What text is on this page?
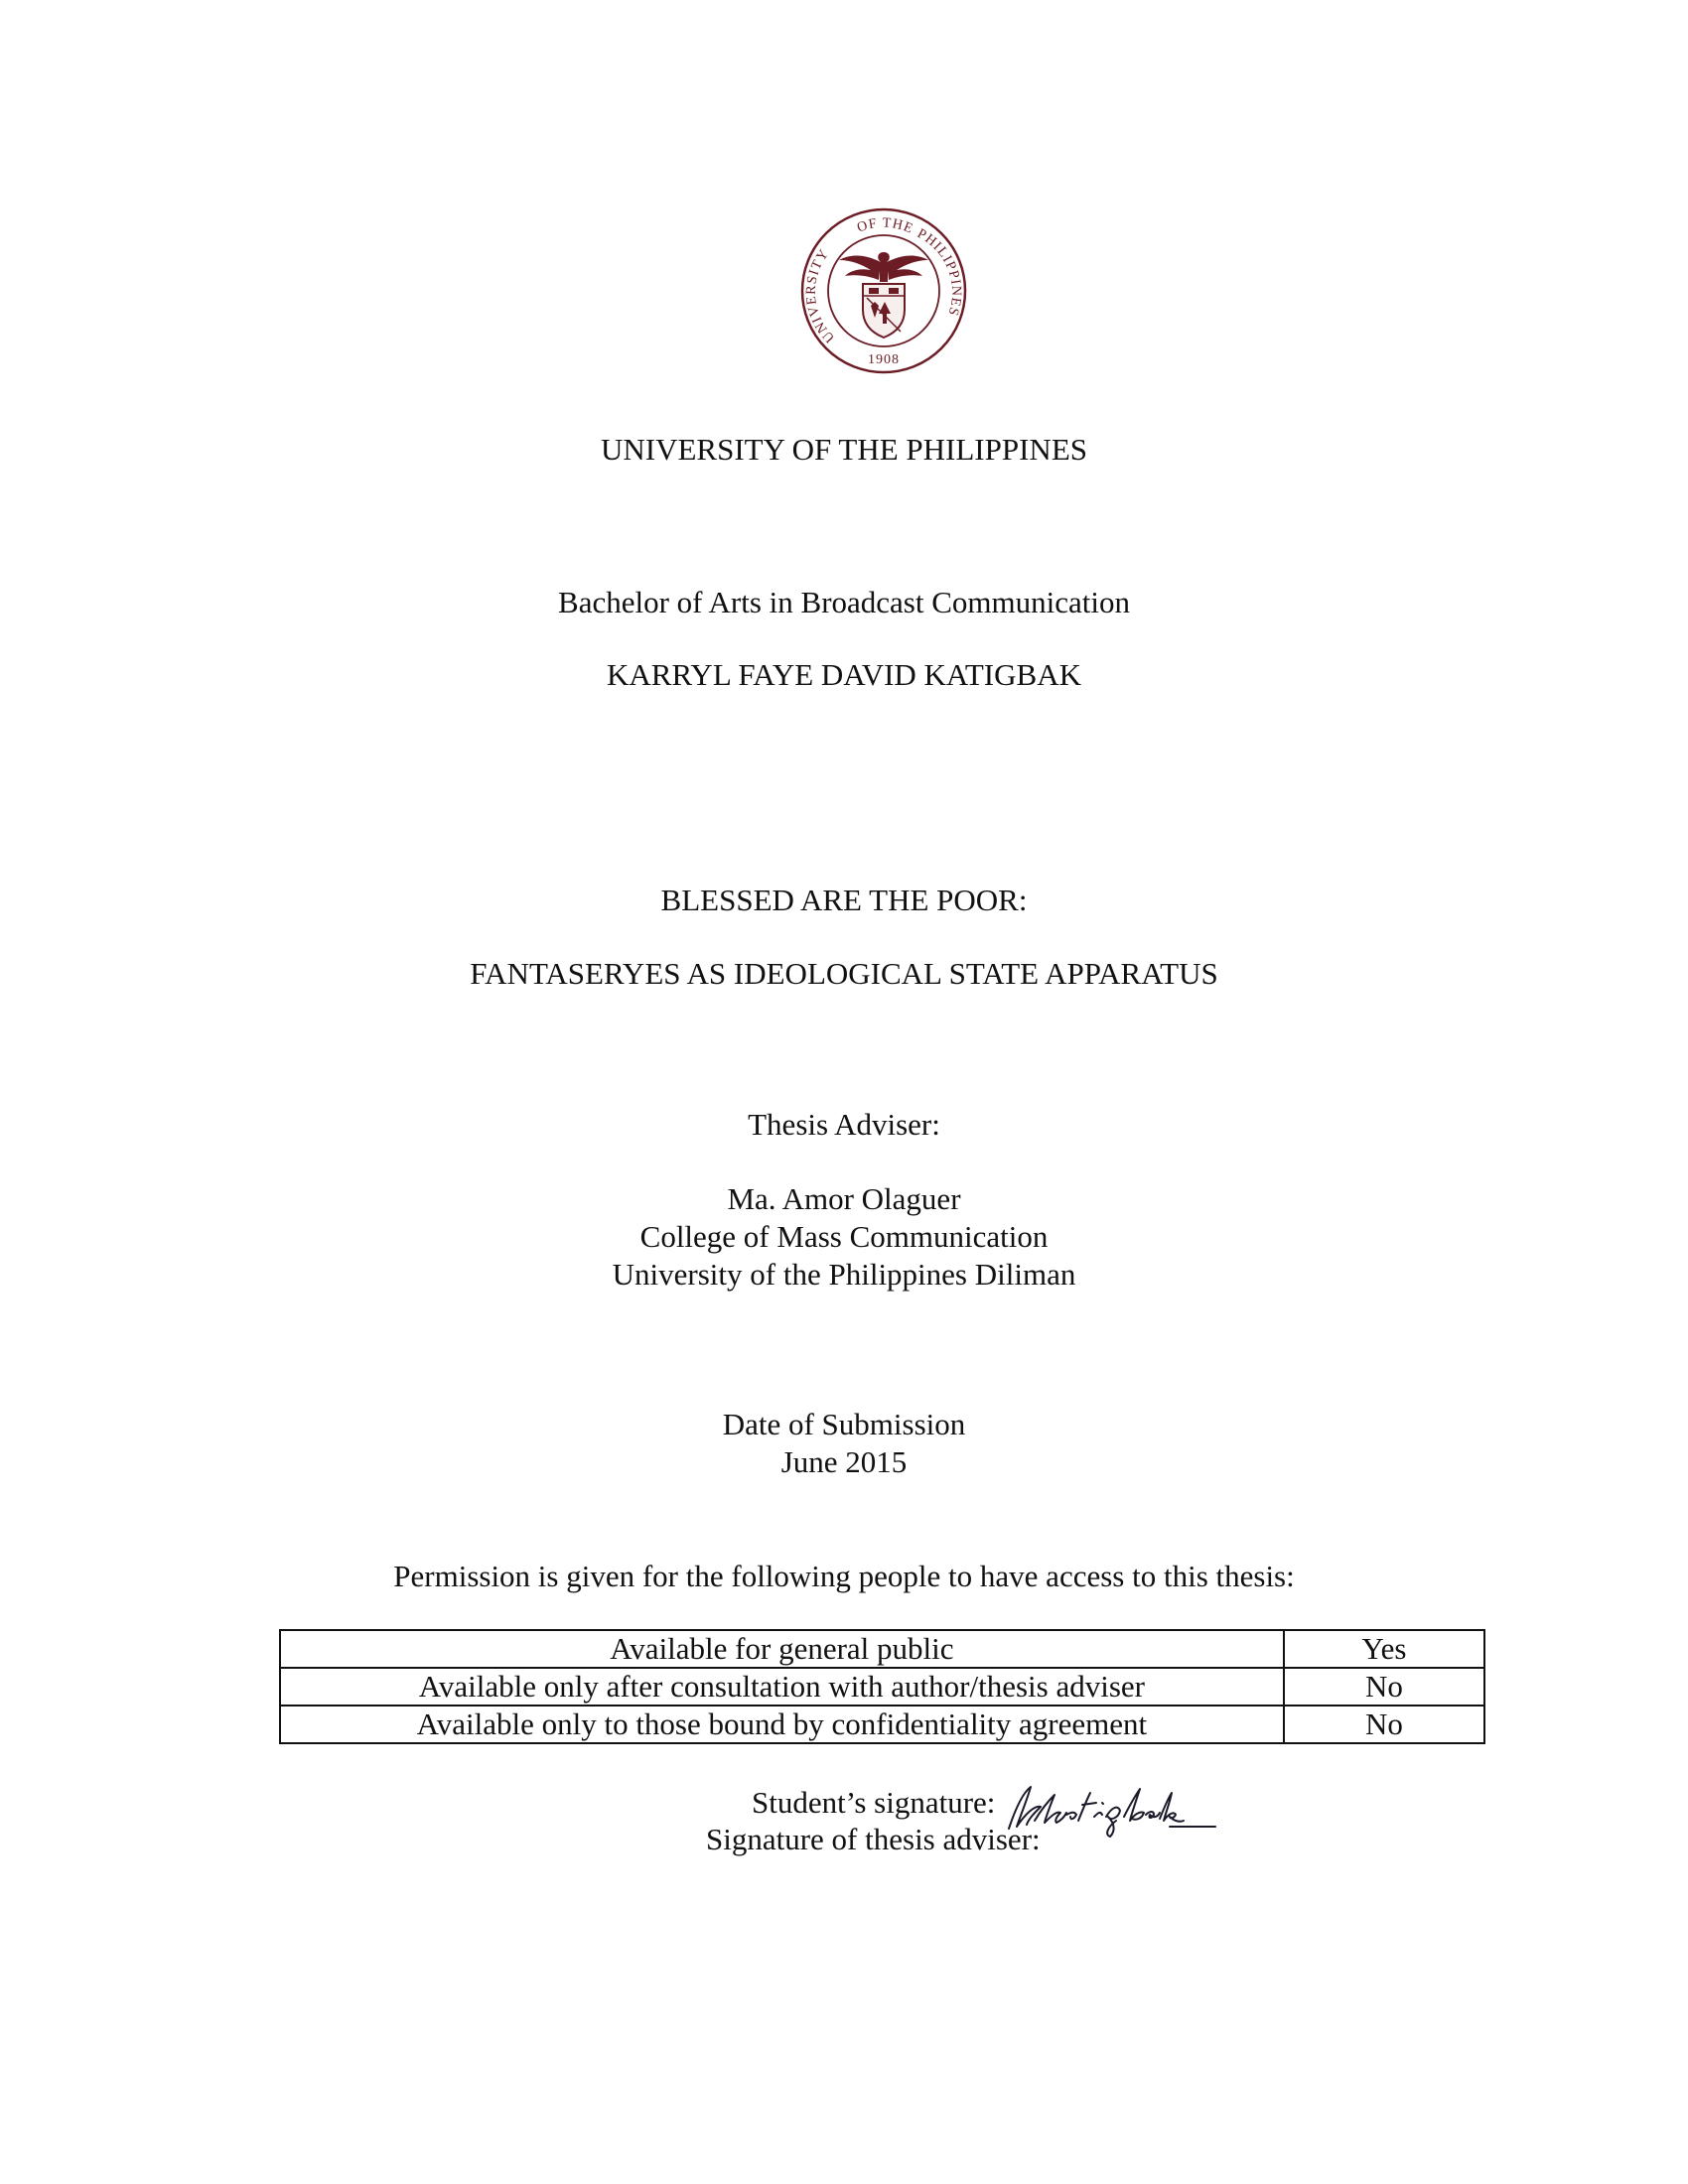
UNIVERSITY
OF THE PHILIPPINES
1908
UNIVERSITY OF THE PHILIPPINES
Bachelor of Arts in Broadcast Communication
KARRYL FAYE DAVID KATIGBAK
BLESSED ARE THE POOR:
FANTASERYES AS IDEOLOGICAL STATE APPARATUS
Thesis Adviser:
Ma. Amor Olaguer
College of Mass Communication
University of the Philippines Diliman
Date of Submission
June 2015
Permission is given for the following people to have access to this thesis:
Available for general public	Yes
Available only after consultation with author/thesis adviser	No
Available only to those bound by confidentiality agreement	No
Student’s signature:
Signature of thesis adviser:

### Task requirements
Lines of the material that contain the word "Available" are to be gathered.

### Expected answer
Available for general public	Yes
Available only after consultation with author/thesis adviser	No
Available only to those bound by confidentiality agreement	No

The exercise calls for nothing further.